- [Work to do]:
Leave out the pictures and copy everything else in the entries exactly.
---- Dataset records
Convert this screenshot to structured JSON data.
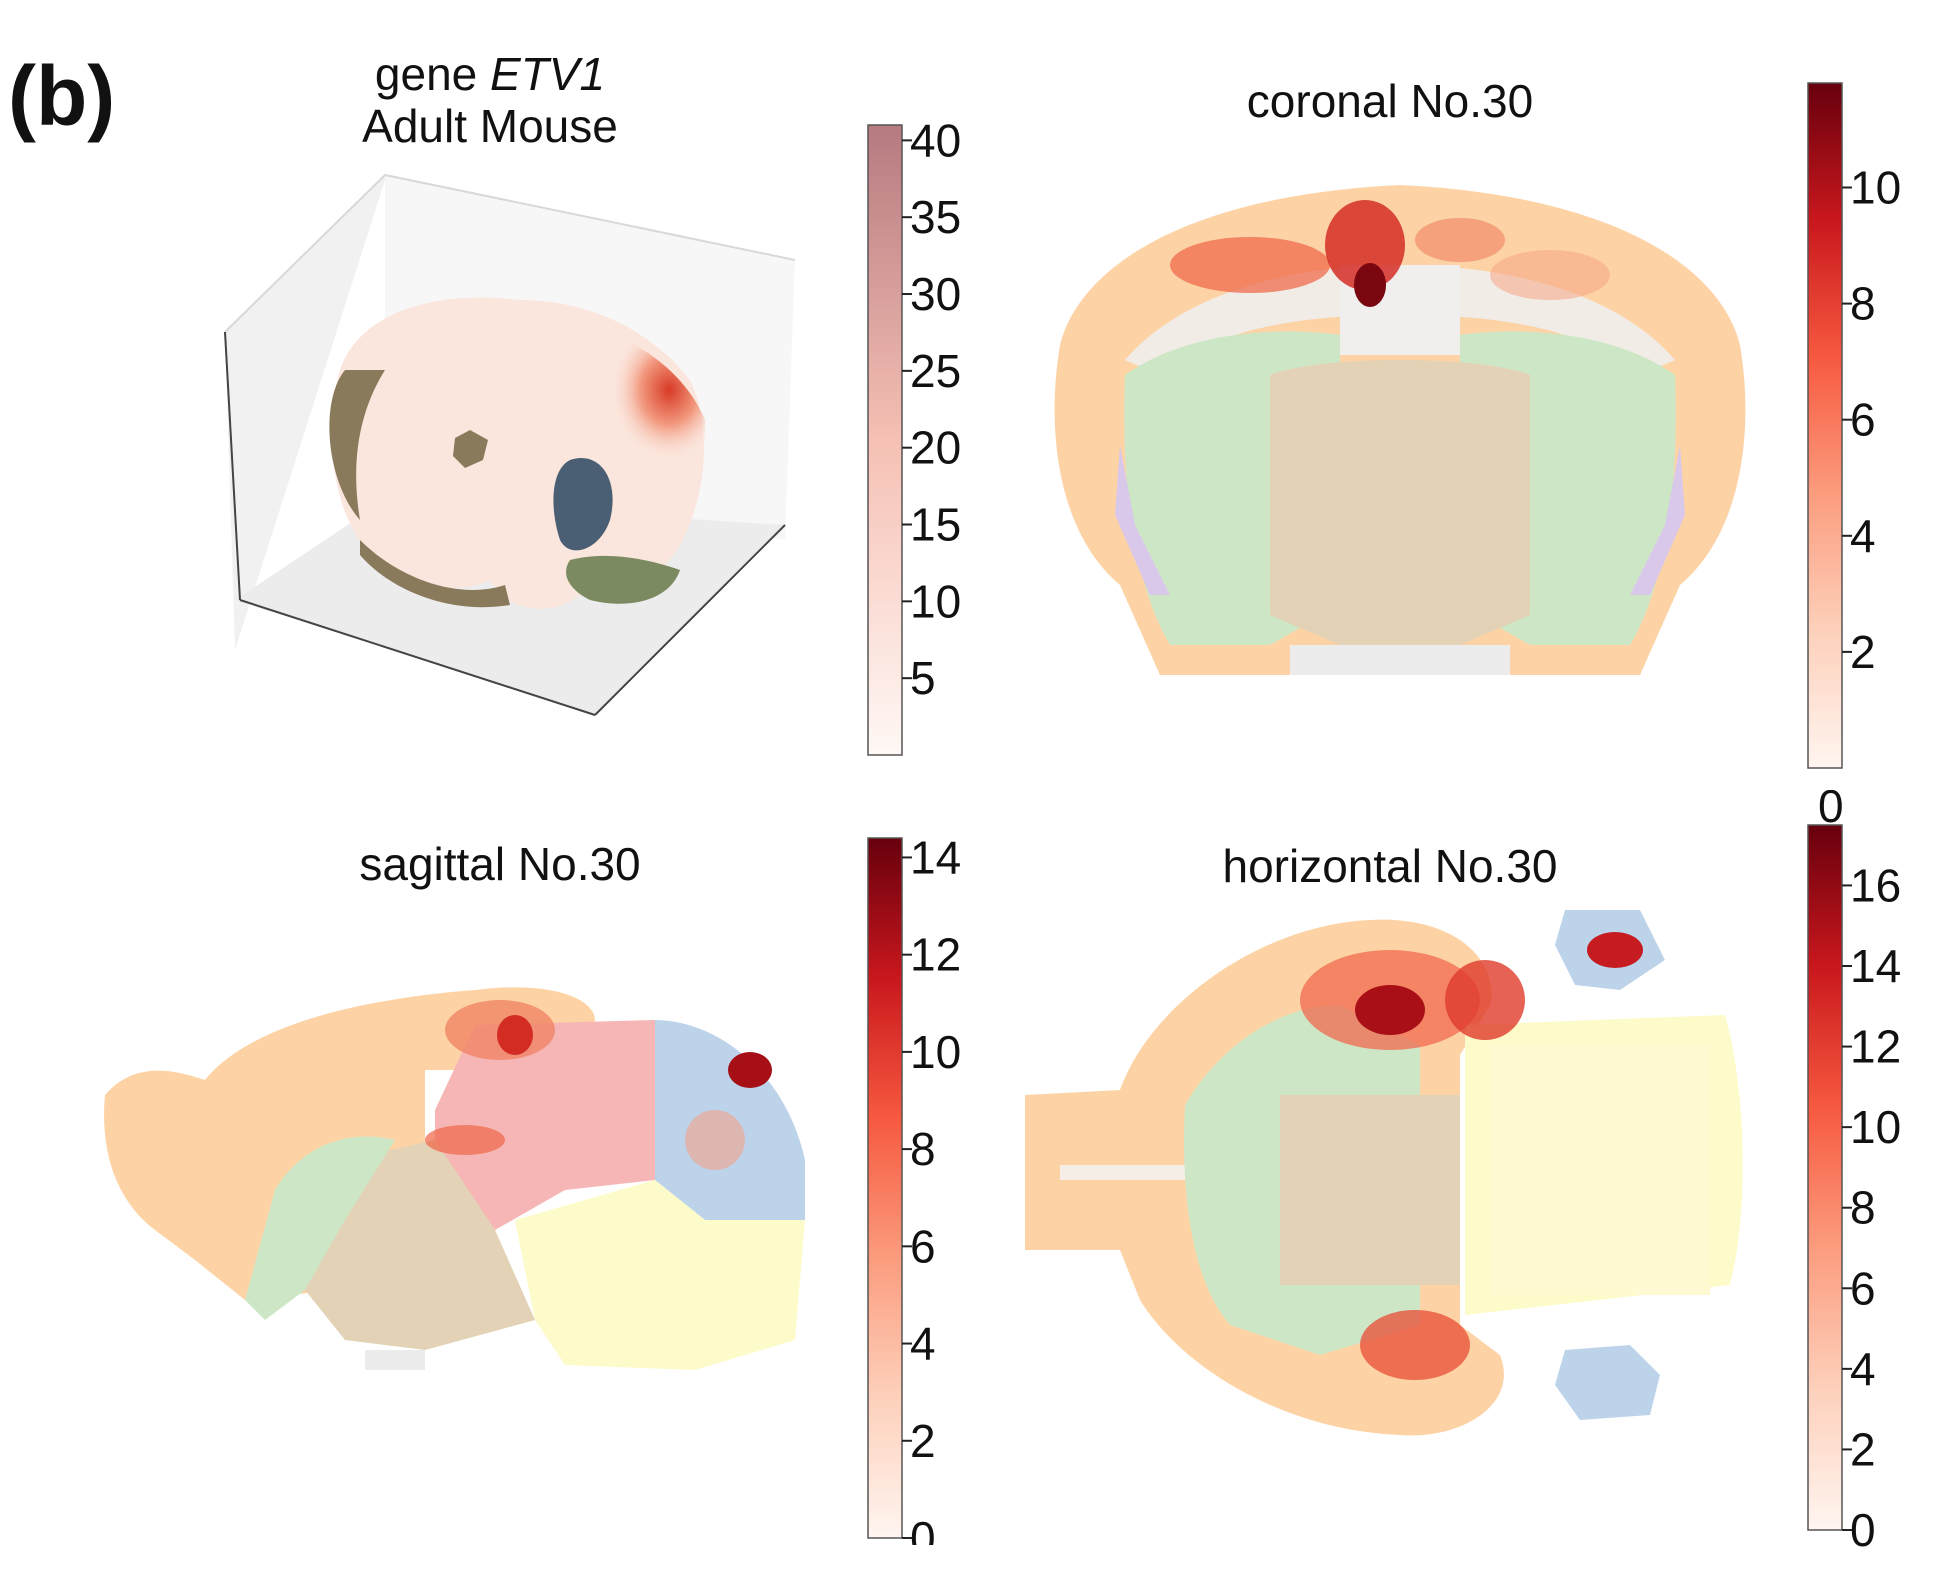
{
  "figure": {
    "panel_label": "(b)"
  },
  "chart_data": [
    {
      "type": "heatmap",
      "view": "3d",
      "title_line1_prefix": "gene ",
      "title_line1_gene": "ETV1",
      "title_line2": "Adult Mouse",
      "colormap": "Reds",
      "colorbar_ticks": [
        5,
        10,
        15,
        20,
        25,
        30,
        35,
        40
      ],
      "colorbar_range": [
        0,
        41
      ],
      "region_colors": [
        "#8a7a5c",
        "#4a5f73",
        "#7b8a60"
      ],
      "hotspot_value": 38
    },
    {
      "type": "heatmap",
      "view": "coronal",
      "title": "coronal No.30",
      "colormap": "Reds",
      "colorbar_ticks": [
        2,
        4,
        6,
        8,
        10
      ],
      "colorbar_range": [
        0,
        11.8
      ],
      "max_value": 11.8
    },
    {
      "type": "heatmap",
      "view": "sagittal",
      "title": "sagittal No.30",
      "colormap": "Reds",
      "colorbar_ticks": [
        0,
        2,
        4,
        6,
        8,
        10,
        12,
        14
      ],
      "colorbar_range": [
        0,
        14.4
      ],
      "max_value": 14.4
    },
    {
      "type": "heatmap",
      "view": "horizontal",
      "title": "horizontal No.30",
      "colormap": "Reds",
      "colorbar_ticks": [
        0,
        2,
        4,
        6,
        8,
        10,
        12,
        14,
        16
      ],
      "colorbar_extra_top_label": "0",
      "colorbar_range": [
        0,
        17.5
      ],
      "max_value": 17.5
    }
  ],
  "region_palette": {
    "cortex": "#fdd3a5",
    "striatum": "#c8e6c0",
    "thalamus": "#e3d2b6",
    "white_matter": "#ececec",
    "midbrain": "#f6b6b6",
    "cerebellum": "#bcd3ea",
    "hindbrain": "#fdfbc9",
    "boundary": "#d9c8ea"
  }
}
--------
- [Solution for this exercise]:
Convert this screenshot to structured JSON data.
{
  "figure": {
    "panel_label": "(b)"
  },
  "chart_data": [
    {
      "type": "heatmap",
      "view": "3d",
      "title_line1_prefix": "gene ",
      "title_line1_gene": "ETV1",
      "title_line2": "Adult Mouse",
      "colormap": "Reds",
      "colorbar_ticks": [
        5,
        10,
        15,
        20,
        25,
        30,
        35,
        40
      ],
      "colorbar_range": [
        0,
        41
      ],
      "region_colors": [
        "#8a7a5c",
        "#4a5f73",
        "#7b8a60"
      ],
      "hotspot_value": 38
    },
    {
      "type": "heatmap",
      "view": "coronal",
      "title": "coronal No.30",
      "colormap": "Reds",
      "colorbar_ticks": [
        2,
        4,
        6,
        8,
        10
      ],
      "colorbar_range": [
        0,
        11.8
      ],
      "max_value": 11.8
    },
    {
      "type": "heatmap",
      "view": "sagittal",
      "title": "sagittal No.30",
      "colormap": "Reds",
      "colorbar_ticks": [
        0,
        2,
        4,
        6,
        8,
        10,
        12,
        14
      ],
      "colorbar_range": [
        0,
        14.4
      ],
      "max_value": 14.4
    },
    {
      "type": "heatmap",
      "view": "horizontal",
      "title": "horizontal No.30",
      "colormap": "Reds",
      "colorbar_ticks": [
        0,
        2,
        4,
        6,
        8,
        10,
        12,
        14,
        16
      ],
      "colorbar_extra_top_label": "0",
      "colorbar_range": [
        0,
        17.5
      ],
      "max_value": 17.5
    }
  ],
  "region_palette": {
    "cortex": "#fdd3a5",
    "striatum": "#c8e6c0",
    "thalamus": "#e3d2b6",
    "white_matter": "#ececec",
    "midbrain": "#f6b6b6",
    "cerebellum": "#bcd3ea",
    "hindbrain": "#fdfbc9",
    "boundary": "#d9c8ea"
  }
}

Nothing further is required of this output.